Data records:
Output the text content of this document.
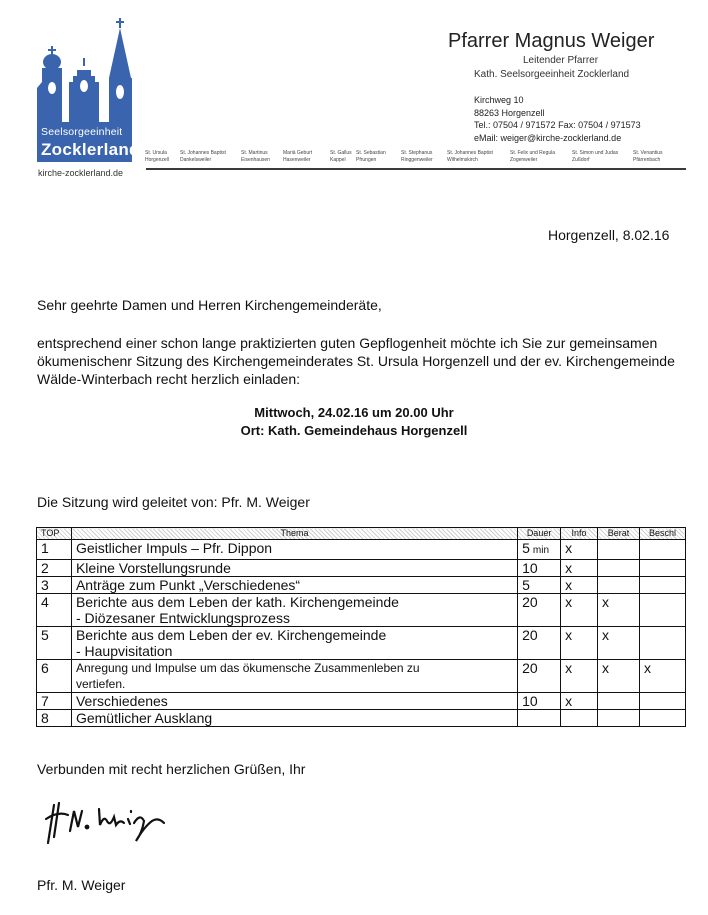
Seelsorgeeinheit
Zocklerland
kirche-zocklerland.de
St. Ursula
Horgenzell
St. Johannes Baptist
Dankelsweiler
St. Martinus
Eisenhausen
Mariä Geburt
Hasenweiler
St. Gallus
Kappel
St. Sebastian
Pfrungen
St. Stephanus
Ringgenweiler
St. Johannes Baptist
Wilhelmskirch
St. Felix und Regula
Zogenweiler
St. Simon und Judas
Zußdorf
St. Venantius
Pfärrenbach
Pfarrer Magnus Weiger
Leitender Pfarrer
Kath. Seelsorgeeinheit Zocklerland
Kirchweg 10
88263 Horgenzell
Tel.: 07504 / 971572 Fax: 07504 / 971573
eMail: weiger@kirche-zocklerland.de
Horgenzell, 8.02.16
Sehr geehrte Damen und Herren Kirchengemeinderäte,
entsprechend einer schon lange praktizierten guten Gepflogenheit möchte ich Sie zur gemeinsamen ökumenischenr Sitzung des Kirchengemeinderates St. Ursula Horgenzell und der ev. Kirchengemeinde Wälde-Winterbach recht herzlich einladen:
Mittwoch, 24.02.16 um 20.00 Uhr
Ort: Kath. Gemeindehaus Horgenzell
Die Sitzung wird geleitet von: Pfr. M. Weiger
TOP	Thema	Dauer	Info	Berat	Beschl
1	Geistlicher Impuls – Pfr. Dippon	5 min	x		
2	Kleine Vorstellungsrunde	10	x		
3	Anträge zum Punkt „Verschiedenes“	5	x		
4	Berichte aus dem Leben der kath. Kirchengemeinde
- Diözesaner Entwicklungsprozess	20	x	x	
5	Berichte aus dem Leben der ev. Kirchengemeinde
- Haupvisitation	20	x	x	
6	Anregung und Impulse um das ökumensche Zusammenleben zu
vertiefen.	20	x	x	x
7	Verschiedenes	10	x		
8	Gemütlicher Ausklang				
Verbunden mit recht herzlichen Grüßen, Ihr
Pfr. M. Weiger
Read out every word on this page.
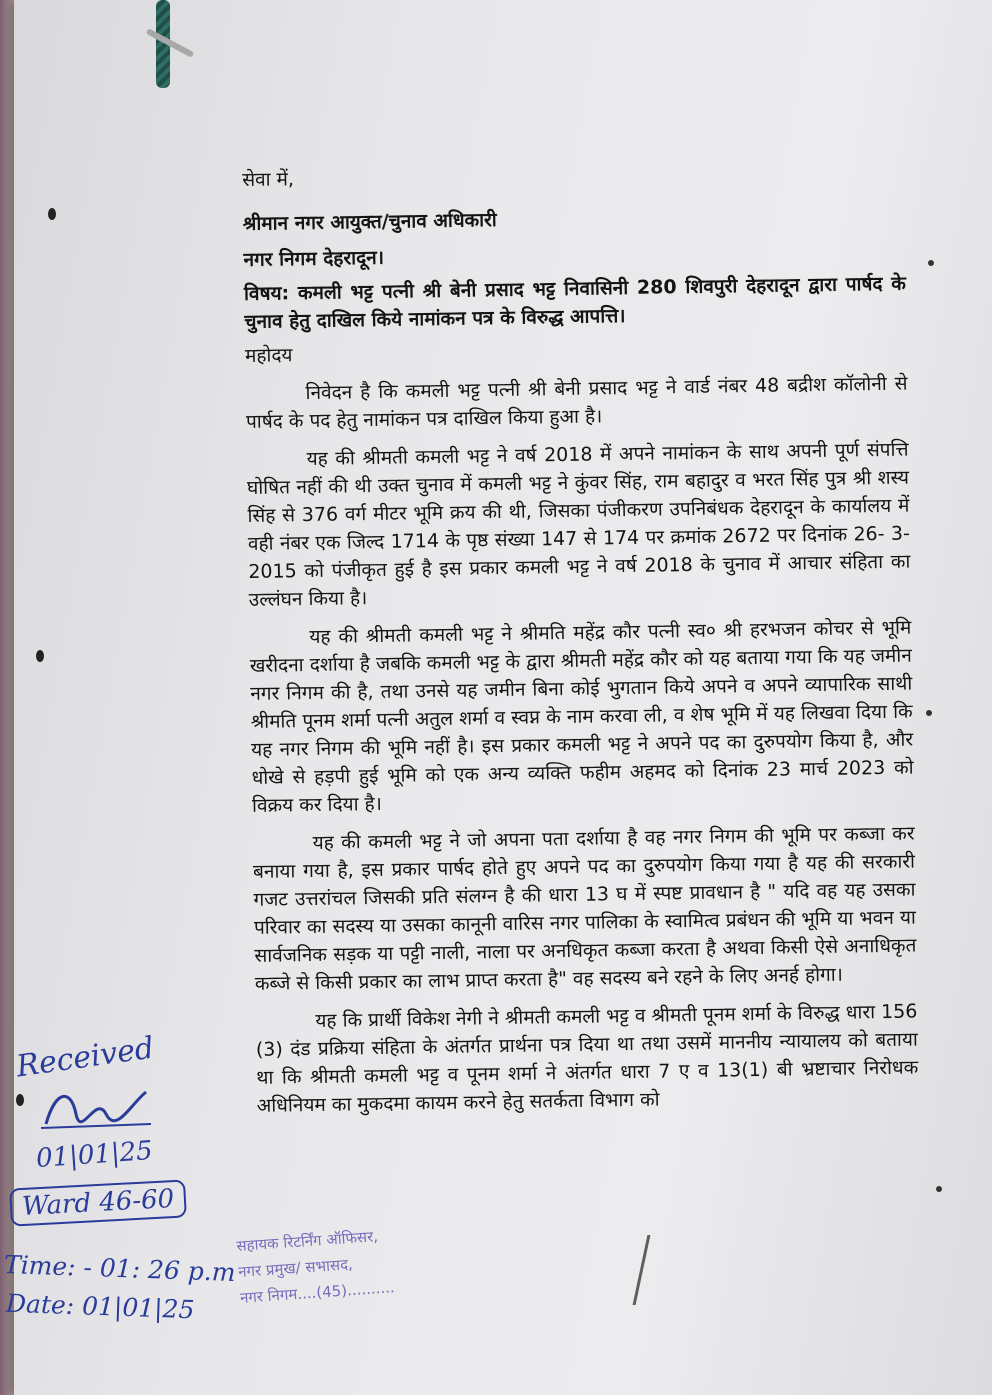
सेवा में,

श्रीमान नगर आयुक्त/चुनाव अधिकारी

नगर निगम देहरादून।

विषय: कमली भट्ट पत्नी श्री बेनी प्रसाद भट्ट निवासिनी 280 शिवपुरी देहरादून द्वारा पार्षद के चुनाव हेतु दाखिल किये नामांकन पत्र के विरुद्ध आपत्ति।

महोदय

निवेदन है कि कमली भट्ट पत्नी श्री बेनी प्रसाद भट्ट ने वार्ड नंबर 48 बद्रीश कॉलोनी से पार्षद के पद हेतु नामांकन पत्र दाखिल किया हुआ है।

यह की श्रीमती कमली भट्ट ने वर्ष 2018 में अपने नामांकन के साथ अपनी पूर्ण संपत्ति घोषित नहीं की थी उक्त चुनाव में कमली भट्ट ने कुंवर सिंह, राम बहादुर व भरत सिंह पुत्र श्री शस्य सिंह से 376 वर्ग मीटर भूमि क्रय की थी, जिसका पंजीकरण उपनिबंधक देहरादून के कार्यालय में वही नंबर एक जिल्द 1714 के पृष्ठ संख्या 147 से 174 पर क्रमांक 2672 पर दिनांक 26- 3- 2015 को पंजीकृत हुई है इस प्रकार कमली भट्ट ने वर्ष 2018 के चुनाव में आचार संहिता का उल्लंघन किया है।

यह की श्रीमती कमली भट्ट ने श्रीमति महेंद्र कौर पत्नी स्व० श्री हरभजन कोचर से भूमि खरीदना दर्शाया है जबकि कमली भट्ट के द्वारा श्रीमती महेंद्र कौर को यह बताया गया कि यह जमीन नगर निगम की है, तथा उनसे यह जमीन बिना कोई भुगतान किये अपने व अपने व्यापारिक साथी श्रीमति पूनम शर्मा पत्नी अतुल शर्मा व स्वप्न के नाम करवा ली, व शेष भूमि में यह लिखवा दिया कि यह नगर निगम की भूमि नहीं है। इस प्रकार कमली भट्ट ने अपने पद का दुरुपयोग किया है, और धोखे से हड़पी हुई भूमि को एक अन्य व्यक्ति फहीम अहमद को दिनांक 23 मार्च 2023 को विक्रय कर दिया है।

यह की कमली भट्ट ने जो अपना पता दर्शाया है वह नगर निगम की भूमि पर कब्जा कर बनाया गया है, इस प्रकार पार्षद होते हुए अपने पद का दुरुपयोग किया गया है यह की सरकारी गजट उत्तरांचल जिसकी प्रति संलग्न है की धारा 13 घ में स्पष्ट प्रावधान है " यदि वह यह उसका परिवार का सदस्य या उसका कानूनी वारिस नगर पालिका के स्वामित्व प्रबंधन की भूमि या भवन या सार्वजनिक सड़क या पट्टी नाली, नाला पर अनधिकृत कब्जा करता है अथवा किसी ऐसे अनाधिकृत कब्जे से किसी प्रकार का लाभ प्राप्त करता है" वह सदस्य बने रहने के लिए अनर्ह होगा।

यह कि प्रार्थी विकेश नेगी ने श्रीमती कमली भट्ट व श्रीमती पूनम शर्मा के विरुद्ध धारा 156 (3) दंड प्रक्रिया संहिता के अंतर्गत प्रार्थना पत्र दिया था तथा उसमें माननीय न्यायालय को बताया था कि श्रीमती कमली भट्ट व पूनम शर्मा ने अंतर्गत धारा 7 ए व 13(1) बी भ्रष्टाचार निरोधक अधिनियम का मुकदमा कायम करने हेतु सतर्कता विभाग को

Received
01|01|25
Ward 46-60
Time: - 01: 26 p.m
Date: 01|01|25
सहायक रिटर्निंग ऑफिसर,
नगर प्रमुख/ सभासद,
नगर निगम....(45)..........
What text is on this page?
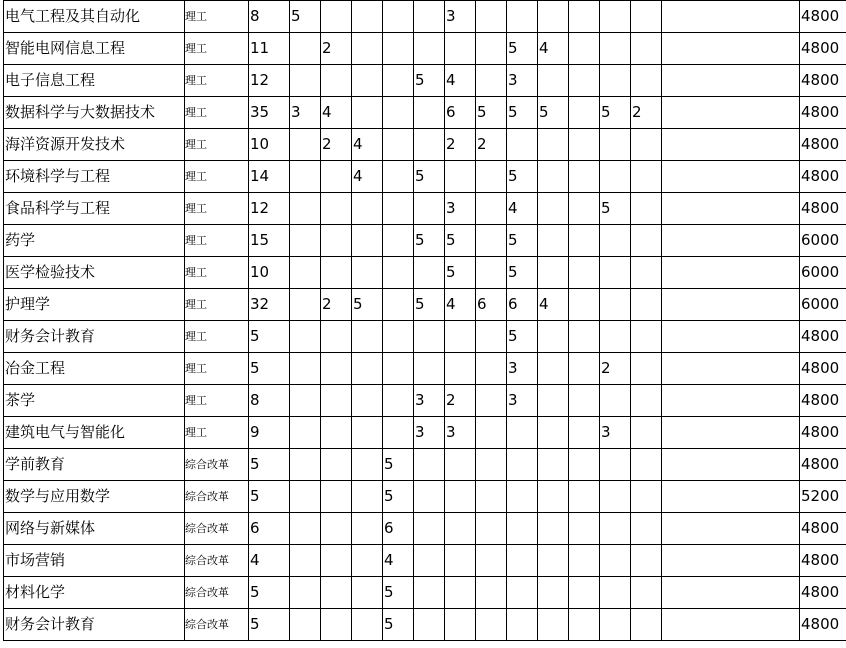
电气工程及其自动化	理工	8	5					3								4800
智能电网信息工程	理工	11		2						5	4					4800
电子信息工程	理工	12					5	4		3						4800
数据科学与大数据技术	理工	35	3	4				6	5	5	5		5	2		4800
海洋资源开发技术	理工	10		2	4			2	2							4800
环境科学与工程	理工	14			4		5			5						4800
食品科学与工程	理工	12						3		4			5			4800
药学	理工	15					5	5		5						6000
医学检验技术	理工	10						5		5						6000
护理学	理工	32		2	5		5	4	6	6	4					6000
财务会计教育	理工	5								5						4800
冶金工程	理工	5								3			2			4800
茶学	理工	8					3	2		3						4800
建筑电气与智能化	理工	9					3	3					3			4800
学前教育	综合改革	5				5										4800
数学与应用数学	综合改革	5				5										5200
网络与新媒体	综合改革	6				6										4800
市场营销	综合改革	4				4										4800
材料化学	综合改革	5				5										4800
财务会计教育	综合改革	5				5										4800
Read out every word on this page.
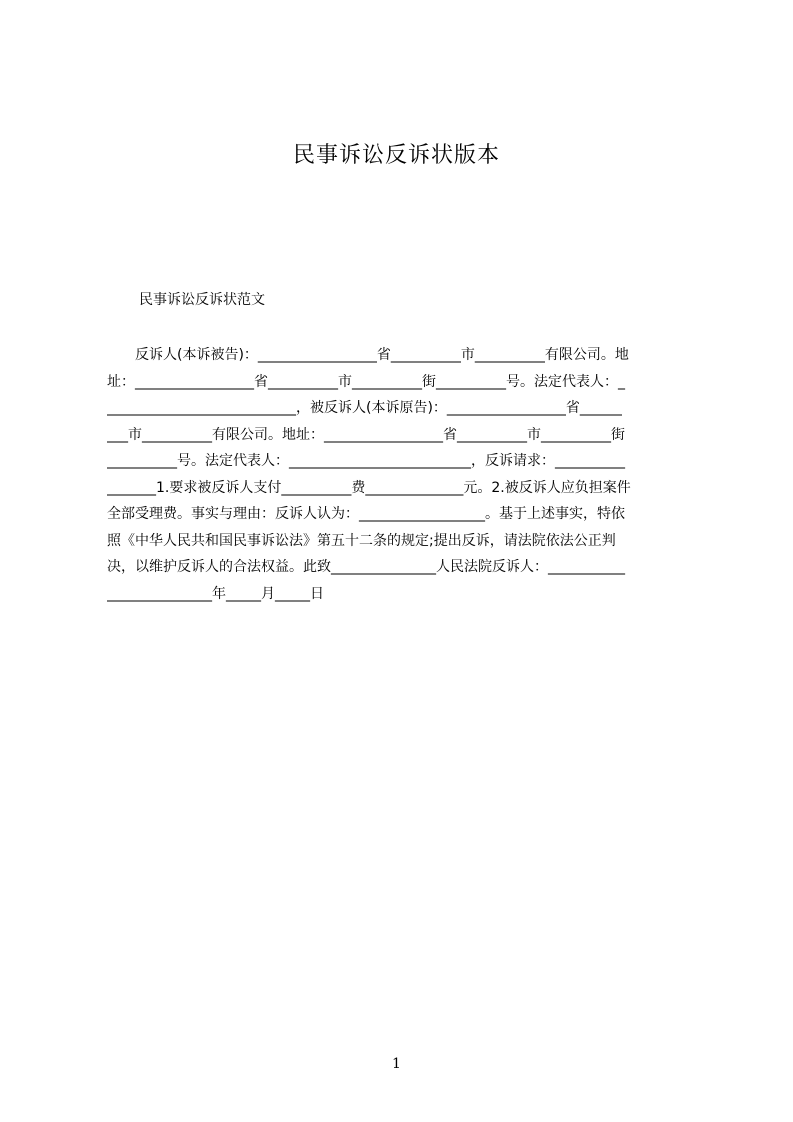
民事诉讼反诉状版本
民事诉讼反诉状范文
　　反诉人(本诉被告)：_________________省__________市__________有限公司。地
址：_________________省__________市__________街__________号。法定代表人：_
___________________________，被反诉人(本诉原告)：_________________省______
___市__________有限公司。地址：_________________省__________市__________街
__________号。法定代表人：__________________________，反诉请求：__________
_______1.要求被反诉人支付__________费______________元。2.被反诉人应负担案件
全部受理费。事实与理由：反诉人认为：__________________。基于上述事实，特依
照《中华人民共和国民事诉讼法》第五十二条的规定;提出反诉，请法院依法公正判
决，以维护反诉人的合法权益。此致_______________人民法院反诉人：___________
_______________年_____月_____日
1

| Directions |
Make an exact copy of every entry above, minus the images.

| Task output |
Output the text content of this document.
Seelsorgeeinheit
Zocklerland
kirche-zocklerland.de
St. Ursula
Horgenzell
St. Johannes Baptist
Dankelsweiler
St. Martinus
Eisenhausen
Mariä Geburt
Hasenweiler
St. Gallus
Kappel
St. Sebastian
Pfrungen
St. Stephanus
Ringgenweiler
St. Johannes Baptist
Wilhelmskirch
St. Felix und Regula
Zogenweiler
St. Simon und Judas
Zußdorf
St. Venantius
Pfärrenbach
Pfarrer Magnus Weiger
Leitender Pfarrer
Kath. Seelsorgeeinheit Zocklerland
Kirchweg 10
88263 Horgenzell
Tel.: 07504 / 971572 Fax: 07504 / 971573
eMail: weiger@kirche-zocklerland.de
Horgenzell, 8.02.16
Sehr geehrte Damen und Herren Kirchengemeinderäte,
entsprechend einer schon lange praktizierten guten Gepflogenheit möchte ich Sie zur gemeinsamen ökumenischenr Sitzung des Kirchengemeinderates St. Ursula Horgenzell und der ev. Kirchengemeinde Wälde-Winterbach recht herzlich einladen:
Mittwoch, 24.02.16 um 20.00 Uhr
Ort: Kath. Gemeindehaus Horgenzell
Die Sitzung wird geleitet von: Pfr. M. Weiger
TOP	Thema	Dauer	Info	Berat	Beschl
1	Geistlicher Impuls – Pfr. Dippon	5 min	x		
2	Kleine Vorstellungsrunde	10	x		
3	Anträge zum Punkt „Verschiedenes“	5	x		
4	Berichte aus dem Leben der kath. Kirchengemeinde
- Diözesaner Entwicklungsprozess	20	x	x	
5	Berichte aus dem Leben der ev. Kirchengemeinde
- Haupvisitation	20	x	x	
6	Anregung und Impulse um das ökumensche Zusammenleben zu
vertiefen.	20	x	x	x
7	Verschiedenes	10	x		
8	Gemütlicher Ausklang				
Verbunden mit recht herzlichen Grüßen, Ihr
Pfr. M. Weiger
Read out every word on this page.
सेवा में,

श्रीमान नगर आयुक्त/चुनाव अधिकारी

नगर निगम देहरादून।

विषय: कमली भट्ट पत्नी श्री बेनी प्रसाद भट्ट निवासिनी 280 शिवपुरी देहरादून द्वारा पार्षद के चुनाव हेतु दाखिल किये नामांकन पत्र के विरुद्ध आपत्ति।

महोदय

निवेदन है कि कमली भट्ट पत्नी श्री बेनी प्रसाद भट्ट ने वार्ड नंबर 48 बद्रीश कॉलोनी से पार्षद के पद हेतु नामांकन पत्र दाखिल किया हुआ है।

यह की श्रीमती कमली भट्ट ने वर्ष 2018 में अपने नामांकन के साथ अपनी पूर्ण संपत्ति घोषित नहीं की थी उक्त चुनाव में कमली भट्ट ने कुंवर सिंह, राम बहादुर व भरत सिंह पुत्र श्री शस्य सिंह से 376 वर्ग मीटर भूमि क्रय की थी, जिसका पंजीकरण उपनिबंधक देहरादून के कार्यालय में वही नंबर एक जिल्द 1714 के पृष्ठ संख्या 147 से 174 पर क्रमांक 2672 पर दिनांक 26- 3- 2015 को पंजीकृत हुई है इस प्रकार कमली भट्ट ने वर्ष 2018 के चुनाव में आचार संहिता का उल्लंघन किया है।

यह की श्रीमती कमली भट्ट ने श्रीमति महेंद्र कौर पत्नी स्व० श्री हरभजन कोचर से भूमि खरीदना दर्शाया है जबकि कमली भट्ट के द्वारा श्रीमती महेंद्र कौर को यह बताया गया कि यह जमीन नगर निगम की है, तथा उनसे यह जमीन बिना कोई भुगतान किये अपने व अपने व्यापारिक साथी श्रीमति पूनम शर्मा पत्नी अतुल शर्मा व स्वप्न के नाम करवा ली, व शेष भूमि में यह लिखवा दिया कि यह नगर निगम की भूमि नहीं है। इस प्रकार कमली भट्ट ने अपने पद का दुरुपयोग किया है, और धोखे से हड़पी हुई भूमि को एक अन्य व्यक्ति फहीम अहमद को दिनांक 23 मार्च 2023 को विक्रय कर दिया है।

यह की कमली भट्ट ने जो अपना पता दर्शाया है वह नगर निगम की भूमि पर कब्जा कर बनाया गया है, इस प्रकार पार्षद होते हुए अपने पद का दुरुपयोग किया गया है यह की सरकारी गजट उत्तरांचल जिसकी प्रति संलग्न है की धारा 13 घ में स्पष्ट प्रावधान है " यदि वह यह उसका परिवार का सदस्य या उसका कानूनी वारिस नगर पालिका के स्वामित्व प्रबंधन की भूमि या भवन या सार्वजनिक सड़क या पट्टी नाली, नाला पर अनधिकृत कब्जा करता है अथवा किसी ऐसे अनाधिकृत कब्जे से किसी प्रकार का लाभ प्राप्त करता है" वह सदस्य बने रहने के लिए अनर्ह होगा।

यह कि प्रार्थी विकेश नेगी ने श्रीमती कमली भट्ट व श्रीमती पूनम शर्मा के विरुद्ध धारा 156 (3) दंड प्रक्रिया संहिता के अंतर्गत प्रार्थना पत्र दिया था तथा उसमें माननीय न्यायालय को बताया था कि श्रीमती कमली भट्ट व पूनम शर्मा ने अंतर्गत धारा 7 ए व 13(1) बी भ्रष्टाचार निरोधक अधिनियम का मुकदमा कायम करने हेतु सतर्कता विभाग को

Received
01|01|25
Ward 46-60
Time: - 01: 26 p.m
Date: 01|01|25
सहायक रिटर्निंग ऑफिसर,
नगर प्रमुख/ सभासद,
नगर निगम....(45)..........
What text is on this page?
电气工程及其自动化	理工	8	5					3								4800
智能电网信息工程	理工	11		2						5	4					4800
电子信息工程	理工	12					5	4		3						4800
数据科学与大数据技术	理工	35	3	4				6	5	5	5		5	2		4800
海洋资源开发技术	理工	10		2	4			2	2							4800
环境科学与工程	理工	14			4		5			5						4800
食品科学与工程	理工	12						3		4			5			4800
药学	理工	15					5	5		5						6000
医学检验技术	理工	10						5		5						6000
护理学	理工	32		2	5		5	4	6	6	4					6000
财务会计教育	理工	5								5						4800
冶金工程	理工	5								3			2			4800
茶学	理工	8					3	2		3						4800
建筑电气与智能化	理工	9					3	3					3			4800
学前教育	综合改革	5				5										4800
数学与应用数学	综合改革	5				5										5200
网络与新媒体	综合改革	6				6										4800
市场营销	综合改革	4				4										4800
材料化学	综合改革	5				5										4800
财务会计教育	综合改革	5				5										4800
Read out every word on this page.
民事诉讼反诉状版本
民事诉讼反诉状范文
　　反诉人(本诉被告)：_________________省__________市__________有限公司。地
址：_________________省__________市__________街__________号。法定代表人：_
___________________________，被反诉人(本诉原告)：_________________省______
___市__________有限公司。地址：_________________省__________市__________街
__________号。法定代表人：__________________________，反诉请求：__________
_______1.要求被反诉人支付__________费______________元。2.被反诉人应负担案件
全部受理费。事实与理由：反诉人认为：__________________。基于上述事实，特依
照《中华人民共和国民事诉讼法》第五十二条的规定;提出反诉，请法院依法公正判
决，以维护反诉人的合法权益。此致_______________人民法院反诉人：___________
_______________年_____月_____日
1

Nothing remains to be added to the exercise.